> Exercise
Every line holding the string "choose" should be gathered.

** START Extracted entries **

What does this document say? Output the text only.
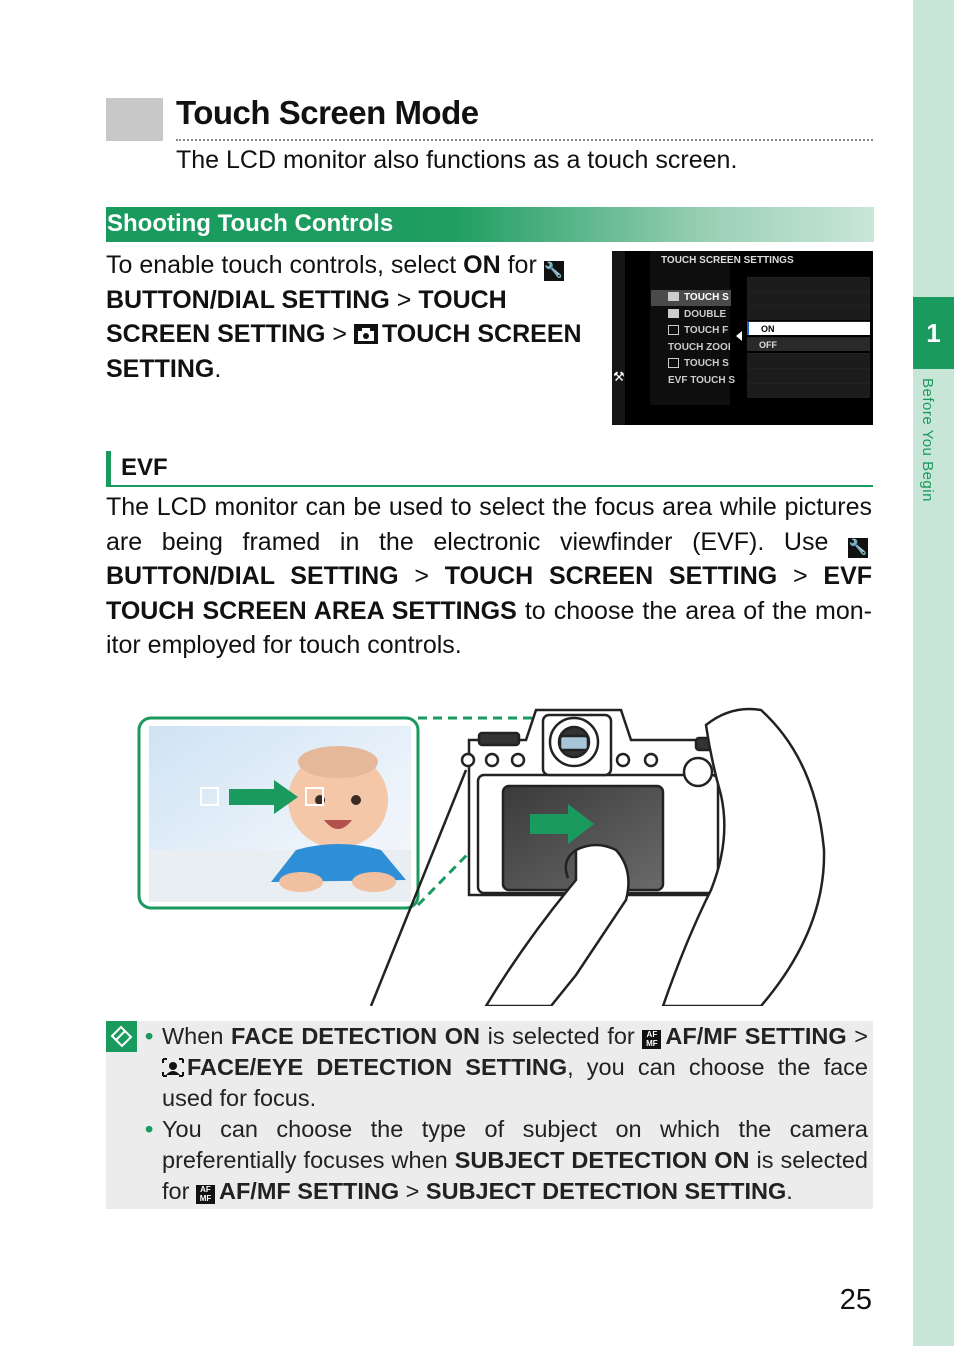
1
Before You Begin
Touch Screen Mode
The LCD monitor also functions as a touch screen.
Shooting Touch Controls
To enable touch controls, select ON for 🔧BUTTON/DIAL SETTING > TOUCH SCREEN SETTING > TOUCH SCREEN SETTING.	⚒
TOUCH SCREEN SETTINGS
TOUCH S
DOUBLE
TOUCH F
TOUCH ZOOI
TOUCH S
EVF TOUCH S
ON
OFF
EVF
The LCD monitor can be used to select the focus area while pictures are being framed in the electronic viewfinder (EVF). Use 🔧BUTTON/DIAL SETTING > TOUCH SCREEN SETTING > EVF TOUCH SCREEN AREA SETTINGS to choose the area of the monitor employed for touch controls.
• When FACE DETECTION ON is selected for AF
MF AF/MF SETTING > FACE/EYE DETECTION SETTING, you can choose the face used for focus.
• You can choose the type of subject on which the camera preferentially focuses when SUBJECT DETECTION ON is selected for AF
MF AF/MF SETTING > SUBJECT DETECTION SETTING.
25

** END Extracted entries **
** START Extracted entries **

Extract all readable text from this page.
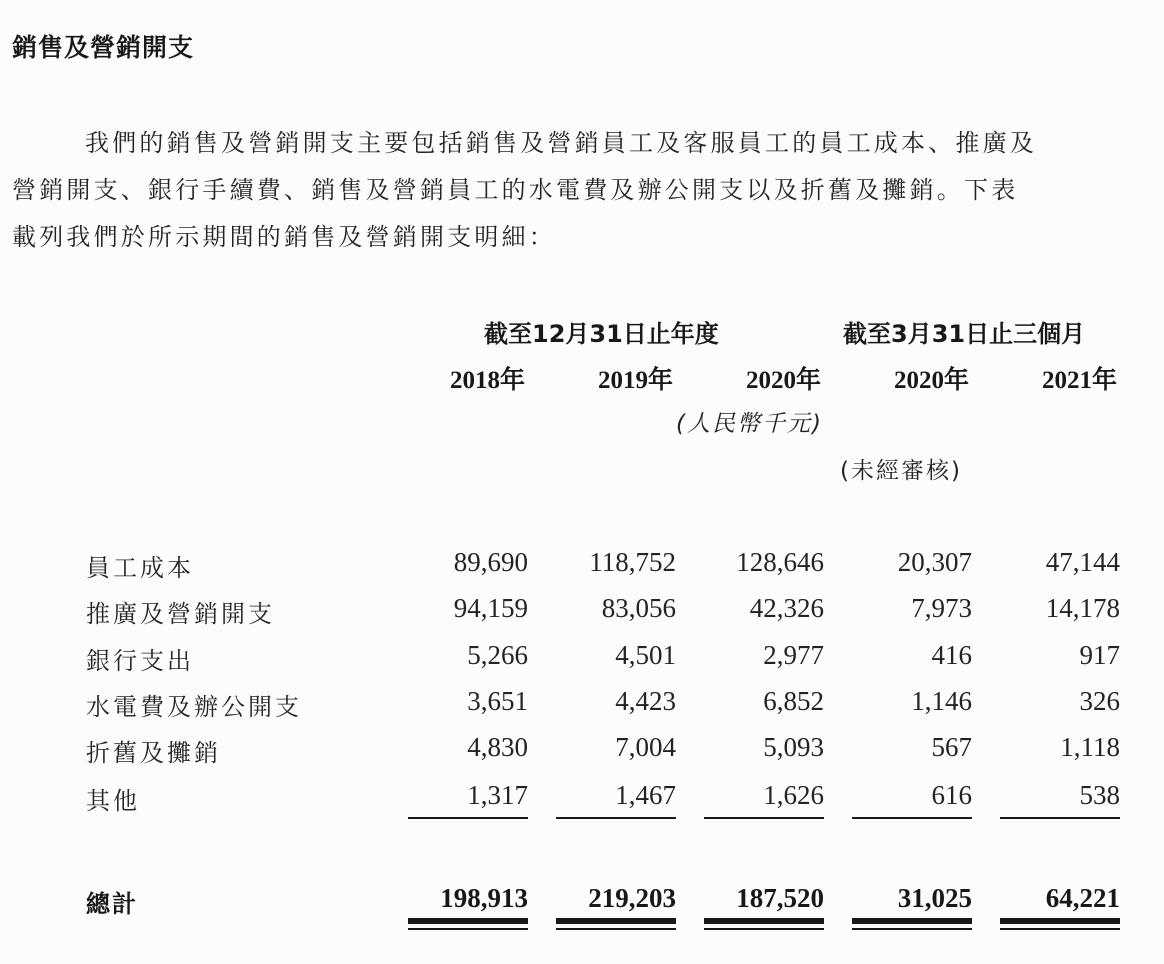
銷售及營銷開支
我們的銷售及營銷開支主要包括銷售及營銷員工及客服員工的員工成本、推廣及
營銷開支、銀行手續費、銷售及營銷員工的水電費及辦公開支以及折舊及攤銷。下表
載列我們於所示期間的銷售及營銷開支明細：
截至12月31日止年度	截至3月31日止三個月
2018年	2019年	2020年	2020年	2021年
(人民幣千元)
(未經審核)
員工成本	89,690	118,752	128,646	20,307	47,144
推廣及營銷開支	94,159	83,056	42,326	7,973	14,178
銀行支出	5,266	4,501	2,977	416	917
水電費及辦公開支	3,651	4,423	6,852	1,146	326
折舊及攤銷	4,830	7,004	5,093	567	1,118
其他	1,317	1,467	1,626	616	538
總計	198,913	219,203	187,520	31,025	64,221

** END Extracted entries **

> Exercise answer
The LCD monitor can be used to select the focus area while pictures are being framed in the electronic viewfinder (EVF). Use 🔧BUTTON/DIAL SETTING > TOUCH SCREEN SETTING > EVF TOUCH SCREEN AREA SETTINGS to choose the area of the monitor employed for touch controls.
MF AF/MF SETTING > FACE/EYE DETECTION SETTING, you can choose the face used for focus.
• You can choose the type of subject on which the camera preferentially focuses when SUBJECT DETECTION ON is selected for AF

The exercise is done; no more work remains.